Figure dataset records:
'''

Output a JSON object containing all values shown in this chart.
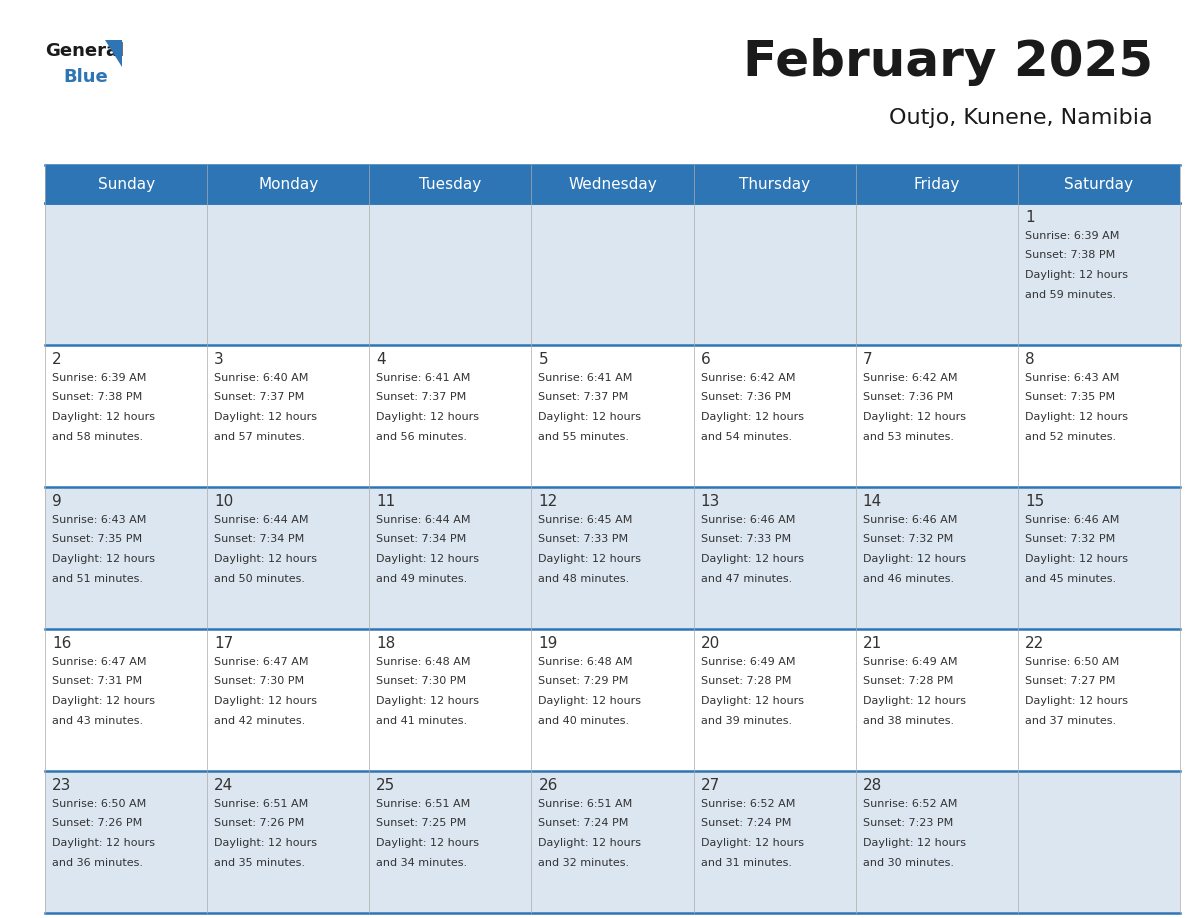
{
  "title": "February 2025",
  "subtitle": "Outjo, Kunene, Namibia",
  "days_of_week": [
    "Sunday",
    "Monday",
    "Tuesday",
    "Wednesday",
    "Thursday",
    "Friday",
    "Saturday"
  ],
  "header_bg_color": "#2e75b6",
  "header_text_color": "#ffffff",
  "row_bg_even": "#dce6f1",
  "row_bg_odd": "#ffffff",
  "cell_border_color": "#2e75b6",
  "day_number_color": "#333333",
  "info_text_color": "#333333",
  "title_color": "#1a1a1a",
  "subtitle_color": "#1a1a1a",
  "logo_general_color": "#1a1a1a",
  "logo_blue_color": "#2e75b6",
  "calendar_data": [
    [
      null,
      null,
      null,
      null,
      null,
      null,
      {
        "day": 1,
        "sunrise": "6:39 AM",
        "sunset": "7:38 PM",
        "daylight_hours": 12,
        "daylight_minutes": "59"
      }
    ],
    [
      {
        "day": 2,
        "sunrise": "6:39 AM",
        "sunset": "7:38 PM",
        "daylight_hours": 12,
        "daylight_minutes": "58"
      },
      {
        "day": 3,
        "sunrise": "6:40 AM",
        "sunset": "7:37 PM",
        "daylight_hours": 12,
        "daylight_minutes": "57"
      },
      {
        "day": 4,
        "sunrise": "6:41 AM",
        "sunset": "7:37 PM",
        "daylight_hours": 12,
        "daylight_minutes": "56"
      },
      {
        "day": 5,
        "sunrise": "6:41 AM",
        "sunset": "7:37 PM",
        "daylight_hours": 12,
        "daylight_minutes": "55"
      },
      {
        "day": 6,
        "sunrise": "6:42 AM",
        "sunset": "7:36 PM",
        "daylight_hours": 12,
        "daylight_minutes": "54"
      },
      {
        "day": 7,
        "sunrise": "6:42 AM",
        "sunset": "7:36 PM",
        "daylight_hours": 12,
        "daylight_minutes": "53"
      },
      {
        "day": 8,
        "sunrise": "6:43 AM",
        "sunset": "7:35 PM",
        "daylight_hours": 12,
        "daylight_minutes": "52"
      }
    ],
    [
      {
        "day": 9,
        "sunrise": "6:43 AM",
        "sunset": "7:35 PM",
        "daylight_hours": 12,
        "daylight_minutes": "51"
      },
      {
        "day": 10,
        "sunrise": "6:44 AM",
        "sunset": "7:34 PM",
        "daylight_hours": 12,
        "daylight_minutes": "50"
      },
      {
        "day": 11,
        "sunrise": "6:44 AM",
        "sunset": "7:34 PM",
        "daylight_hours": 12,
        "daylight_minutes": "49"
      },
      {
        "day": 12,
        "sunrise": "6:45 AM",
        "sunset": "7:33 PM",
        "daylight_hours": 12,
        "daylight_minutes": "48"
      },
      {
        "day": 13,
        "sunrise": "6:46 AM",
        "sunset": "7:33 PM",
        "daylight_hours": 12,
        "daylight_minutes": "47"
      },
      {
        "day": 14,
        "sunrise": "6:46 AM",
        "sunset": "7:32 PM",
        "daylight_hours": 12,
        "daylight_minutes": "46"
      },
      {
        "day": 15,
        "sunrise": "6:46 AM",
        "sunset": "7:32 PM",
        "daylight_hours": 12,
        "daylight_minutes": "45"
      }
    ],
    [
      {
        "day": 16,
        "sunrise": "6:47 AM",
        "sunset": "7:31 PM",
        "daylight_hours": 12,
        "daylight_minutes": "43"
      },
      {
        "day": 17,
        "sunrise": "6:47 AM",
        "sunset": "7:30 PM",
        "daylight_hours": 12,
        "daylight_minutes": "42"
      },
      {
        "day": 18,
        "sunrise": "6:48 AM",
        "sunset": "7:30 PM",
        "daylight_hours": 12,
        "daylight_minutes": "41"
      },
      {
        "day": 19,
        "sunrise": "6:48 AM",
        "sunset": "7:29 PM",
        "daylight_hours": 12,
        "daylight_minutes": "40"
      },
      {
        "day": 20,
        "sunrise": "6:49 AM",
        "sunset": "7:28 PM",
        "daylight_hours": 12,
        "daylight_minutes": "39"
      },
      {
        "day": 21,
        "sunrise": "6:49 AM",
        "sunset": "7:28 PM",
        "daylight_hours": 12,
        "daylight_minutes": "38"
      },
      {
        "day": 22,
        "sunrise": "6:50 AM",
        "sunset": "7:27 PM",
        "daylight_hours": 12,
        "daylight_minutes": "37"
      }
    ],
    [
      {
        "day": 23,
        "sunrise": "6:50 AM",
        "sunset": "7:26 PM",
        "daylight_hours": 12,
        "daylight_minutes": "36"
      },
      {
        "day": 24,
        "sunrise": "6:51 AM",
        "sunset": "7:26 PM",
        "daylight_hours": 12,
        "daylight_minutes": "35"
      },
      {
        "day": 25,
        "sunrise": "6:51 AM",
        "sunset": "7:25 PM",
        "daylight_hours": 12,
        "daylight_minutes": "34"
      },
      {
        "day": 26,
        "sunrise": "6:51 AM",
        "sunset": "7:24 PM",
        "daylight_hours": 12,
        "daylight_minutes": "32"
      },
      {
        "day": 27,
        "sunrise": "6:52 AM",
        "sunset": "7:24 PM",
        "daylight_hours": 12,
        "daylight_minutes": "31"
      },
      {
        "day": 28,
        "sunrise": "6:52 AM",
        "sunset": "7:23 PM",
        "daylight_hours": 12,
        "daylight_minutes": "30"
      },
      null
    ]
  ]
}
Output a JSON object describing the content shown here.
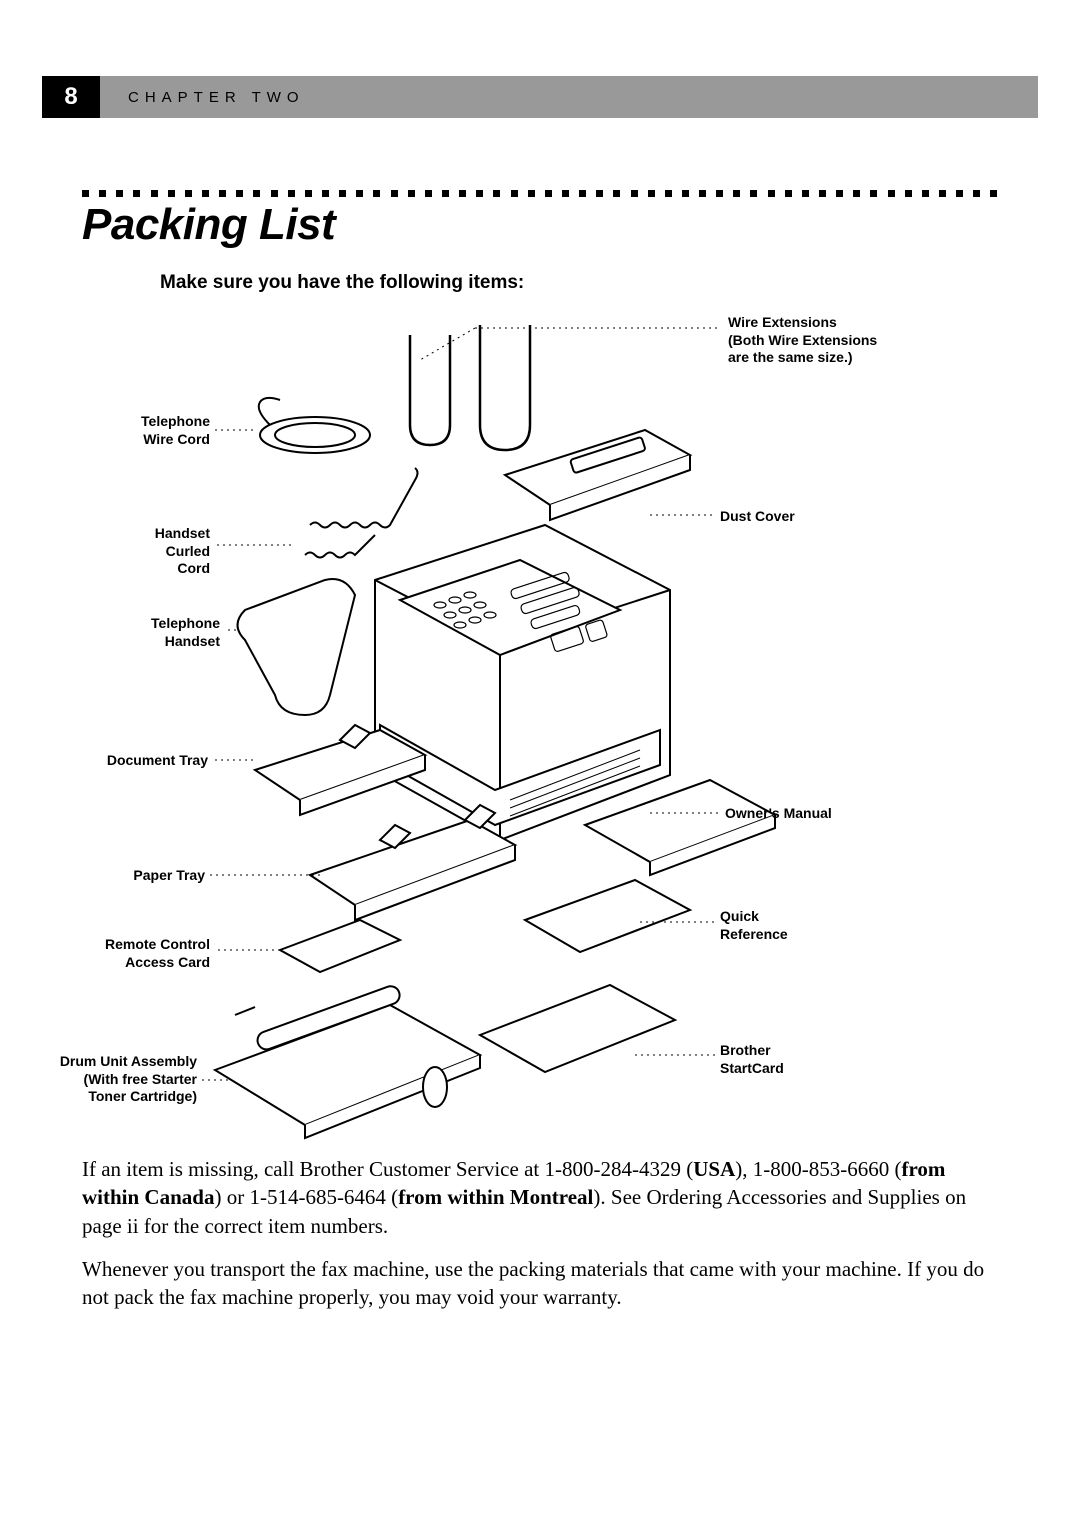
{
  "header": {
    "page_number": "8",
    "chapter_label": "CHAPTER TWO",
    "bar_color": "#999999",
    "page_num_bg": "#000000",
    "page_num_color": "#ffffff"
  },
  "title": "Packing List",
  "subtitle": "Make sure you have the following items:",
  "rule": {
    "dot_color": "#000000",
    "dot_count": 54,
    "dot_size": 7
  },
  "callouts": {
    "wire_extensions_l1": "Wire Extensions",
    "wire_extensions_l2": "(Both Wire Extensions",
    "wire_extensions_l3": "are the same size.)",
    "telephone_wire_l1": "Telephone",
    "telephone_wire_l2": "Wire Cord",
    "handset_curled_l1": "Handset",
    "handset_curled_l2": "Curled",
    "handset_curled_l3": "Cord",
    "dust_cover": "Dust Cover",
    "telephone_handset_l1": "Telephone",
    "telephone_handset_l2": "Handset",
    "document_tray": "Document Tray",
    "owners_manual": "Owner's Manual",
    "paper_tray": "Paper Tray",
    "quick_ref_l1": "Quick",
    "quick_ref_l2": "Reference",
    "remote_card_l1": "Remote Control",
    "remote_card_l2": "Access Card",
    "drum_l1": "Drum Unit Assembly",
    "drum_l2": "(With free Starter",
    "drum_l3": "Toner Cartridge)",
    "brother_card_l1": "Brother",
    "brother_card_l2": "StartCard"
  },
  "body": {
    "p1_a": "If an item is missing, call Brother Customer Service at 1-800-284-4329 (",
    "p1_b": "USA",
    "p1_c": "), 1-800-853-6660 (",
    "p1_d": "from within Canada",
    "p1_e": ") or 1-514-685-6464 (",
    "p1_f": "from within Montreal",
    "p1_g": "). See Ordering Accessories and Supplies on page ii for the correct item numbers.",
    "p2": "Whenever you transport the fax machine, use the packing materials that came with your machine. If you do not pack the fax machine properly, you may void your warranty."
  },
  "typography": {
    "title_fontsize": 44,
    "subtitle_fontsize": 19,
    "callout_fontsize": 14,
    "body_fontsize": 21
  },
  "colors": {
    "text": "#000000",
    "background": "#ffffff"
  }
}
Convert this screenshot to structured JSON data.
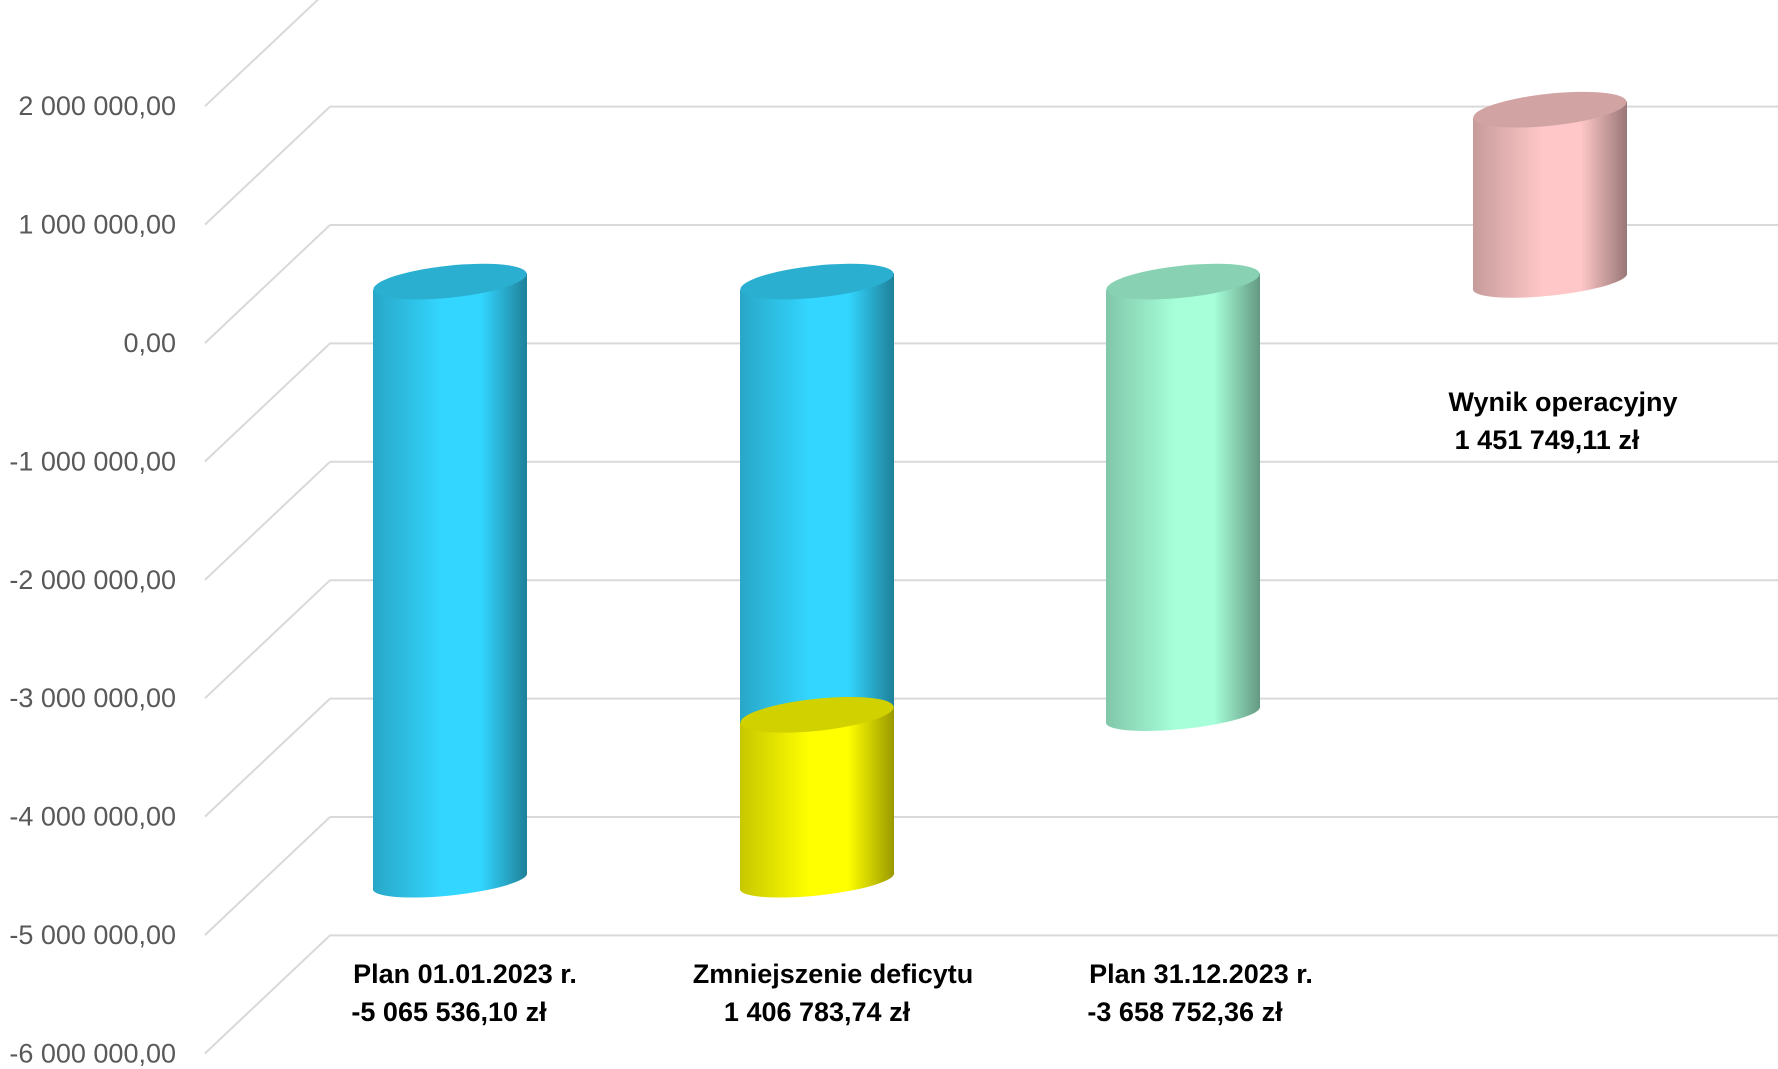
{
  "chart_data": {
    "type": "bar",
    "style": "3d-cylinder-waterfall",
    "title": "",
    "xlabel": "",
    "ylabel": "",
    "ylim": [
      -6000000,
      2000000
    ],
    "grid": true,
    "legend": "none",
    "y_ticks": [
      "-6 000 000,00",
      "-5 000 000,00",
      "-4 000 000,00",
      "-3 000 000,00",
      "-2 000 000,00",
      "-1 000 000,00",
      "0,00",
      "1 000 000,00",
      "2 000 000,00"
    ],
    "categories": [
      {
        "name": "Plan 01.01.2023 r.",
        "value_label": "-5 065 536,10 zł"
      },
      {
        "name": "Zmniejszenie deficytu",
        "value_label": "1 406 783,74 zł"
      },
      {
        "name": "Plan 31.12.2023 r.",
        "value_label": "-3 658 752,36 zł"
      },
      {
        "name": "Wynik operacyjny",
        "value_label": "1 451 749,11 zł"
      }
    ],
    "bars": [
      {
        "category": "Plan 01.01.2023 r.",
        "from": 0,
        "to": -5065536.1,
        "color": "#33d6ff"
      },
      {
        "category": "Zmniejszenie deficytu",
        "from": 0,
        "to": -3658752.36,
        "color": "#33d6ff"
      },
      {
        "category": "Zmniejszenie deficytu",
        "from": -3658752.36,
        "to": -5065536.1,
        "color": "#ffff00"
      },
      {
        "category": "Plan 31.12.2023 r.",
        "from": 0,
        "to": -3658752.36,
        "color": "#a6ffd9"
      },
      {
        "category": "Wynik operacyjny",
        "from": 1451749.11,
        "to": 0,
        "color": "#ffc7c7"
      }
    ]
  }
}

'''

To be done: Please copy the lines above, starting at the one that holds "Convert this screenshot" and stopping after the last line, exactly as they appear and minus the pictures.

Result below:
Convert this screenshot to structured JSON data.
{
  "chart_data": {
    "type": "bar",
    "style": "3d-cylinder-waterfall",
    "title": "",
    "xlabel": "",
    "ylabel": "",
    "ylim": [
      -6000000,
      2000000
    ],
    "grid": true,
    "legend": "none",
    "y_ticks": [
      "-6 000 000,00",
      "-5 000 000,00",
      "-4 000 000,00",
      "-3 000 000,00",
      "-2 000 000,00",
      "-1 000 000,00",
      "0,00",
      "1 000 000,00",
      "2 000 000,00"
    ],
    "categories": [
      {
        "name": "Plan 01.01.2023 r.",
        "value_label": "-5 065 536,10 zł"
      },
      {
        "name": "Zmniejszenie deficytu",
        "value_label": "1 406 783,74 zł"
      },
      {
        "name": "Plan 31.12.2023 r.",
        "value_label": "-3 658 752,36 zł"
      },
      {
        "name": "Wynik operacyjny",
        "value_label": "1 451 749,11 zł"
      }
    ],
    "bars": [
      {
        "category": "Plan 01.01.2023 r.",
        "from": 0,
        "to": -5065536.1,
        "color": "#33d6ff"
      },
      {
        "category": "Zmniejszenie deficytu",
        "from": 0,
        "to": -3658752.36,
        "color": "#33d6ff"
      },
      {
        "category": "Zmniejszenie deficytu",
        "from": -3658752.36,
        "to": -5065536.1,
        "color": "#ffff00"
      },
      {
        "category": "Plan 31.12.2023 r.",
        "from": 0,
        "to": -3658752.36,
        "color": "#a6ffd9"
      },
      {
        "category": "Wynik operacyjny",
        "from": 1451749.11,
        "to": 0,
        "color": "#ffc7c7"
      }
    ]
  }
}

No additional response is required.